**WORK REQUIRED:** Copy out every record precisely.

**SOURCE DATA:**
□ □ □ □ □ □ □
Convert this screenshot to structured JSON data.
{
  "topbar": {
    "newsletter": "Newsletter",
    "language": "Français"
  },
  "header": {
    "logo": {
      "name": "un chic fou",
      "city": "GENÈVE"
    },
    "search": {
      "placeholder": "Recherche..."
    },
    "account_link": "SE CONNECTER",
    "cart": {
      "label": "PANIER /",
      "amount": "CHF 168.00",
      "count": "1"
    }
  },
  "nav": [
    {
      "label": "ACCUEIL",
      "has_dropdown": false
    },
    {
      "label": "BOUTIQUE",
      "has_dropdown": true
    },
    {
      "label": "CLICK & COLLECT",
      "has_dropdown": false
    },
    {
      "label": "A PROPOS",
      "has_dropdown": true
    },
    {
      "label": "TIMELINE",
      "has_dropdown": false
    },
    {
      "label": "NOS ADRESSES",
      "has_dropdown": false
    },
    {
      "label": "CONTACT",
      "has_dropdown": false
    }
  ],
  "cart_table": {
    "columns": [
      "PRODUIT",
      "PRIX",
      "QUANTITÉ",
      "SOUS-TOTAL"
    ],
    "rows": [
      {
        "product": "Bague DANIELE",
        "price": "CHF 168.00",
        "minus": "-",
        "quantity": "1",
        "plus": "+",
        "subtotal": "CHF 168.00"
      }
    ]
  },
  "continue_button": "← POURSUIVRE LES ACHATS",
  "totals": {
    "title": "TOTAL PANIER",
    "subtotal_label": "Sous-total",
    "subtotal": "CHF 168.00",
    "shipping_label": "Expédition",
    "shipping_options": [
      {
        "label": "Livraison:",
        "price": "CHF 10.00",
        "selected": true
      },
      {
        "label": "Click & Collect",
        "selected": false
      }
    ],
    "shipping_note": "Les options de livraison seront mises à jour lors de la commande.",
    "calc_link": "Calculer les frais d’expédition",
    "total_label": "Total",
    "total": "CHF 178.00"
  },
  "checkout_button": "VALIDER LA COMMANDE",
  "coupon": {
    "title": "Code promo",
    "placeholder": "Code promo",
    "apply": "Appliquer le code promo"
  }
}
□ □ □ □ □ □ □
**RESPONSE TO THIS EXERCISE:**
Convert this screenshot to structured JSON data.
{
  "topbar": {
    "newsletter": "Newsletter",
    "language": "Français"
  },
  "header": {
    "logo": {
      "name": "un chic fou",
      "city": "GENÈVE"
    },
    "search": {
      "placeholder": "Recherche..."
    },
    "account_link": "SE CONNECTER",
    "cart": {
      "label": "PANIER /",
      "amount": "CHF 168.00",
      "count": "1"
    }
  },
  "nav": [
    {
      "label": "ACCUEIL",
      "has_dropdown": false
    },
    {
      "label": "BOUTIQUE",
      "has_dropdown": true
    },
    {
      "label": "CLICK & COLLECT",
      "has_dropdown": false
    },
    {
      "label": "A PROPOS",
      "has_dropdown": true
    },
    {
      "label": "TIMELINE",
      "has_dropdown": false
    },
    {
      "label": "NOS ADRESSES",
      "has_dropdown": false
    },
    {
      "label": "CONTACT",
      "has_dropdown": false
    }
  ],
  "cart_table": {
    "columns": [
      "PRODUIT",
      "PRIX",
      "QUANTITÉ",
      "SOUS-TOTAL"
    ],
    "rows": [
      {
        "product": "Bague DANIELE",
        "price": "CHF 168.00",
        "minus": "-",
        "quantity": "1",
        "plus": "+",
        "subtotal": "CHF 168.00"
      }
    ]
  },
  "continue_button": "← POURSUIVRE LES ACHATS",
  "totals": {
    "title": "TOTAL PANIER",
    "subtotal_label": "Sous-total",
    "subtotal": "CHF 168.00",
    "shipping_label": "Expédition",
    "shipping_options": [
      {
        "label": "Livraison:",
        "price": "CHF 10.00",
        "selected": true
      },
      {
        "label": "Click & Collect",
        "selected": false
      }
    ],
    "shipping_note": "Les options de livraison seront mises à jour lors de la commande.",
    "calc_link": "Calculer les frais d’expédition",
    "total_label": "Total",
    "total": "CHF 178.00"
  },
  "checkout_button": "VALIDER LA COMMANDE",
  "coupon": {
    "title": "Code promo",
    "placeholder": "Code promo",
    "apply": "Appliquer le code promo"
  }
}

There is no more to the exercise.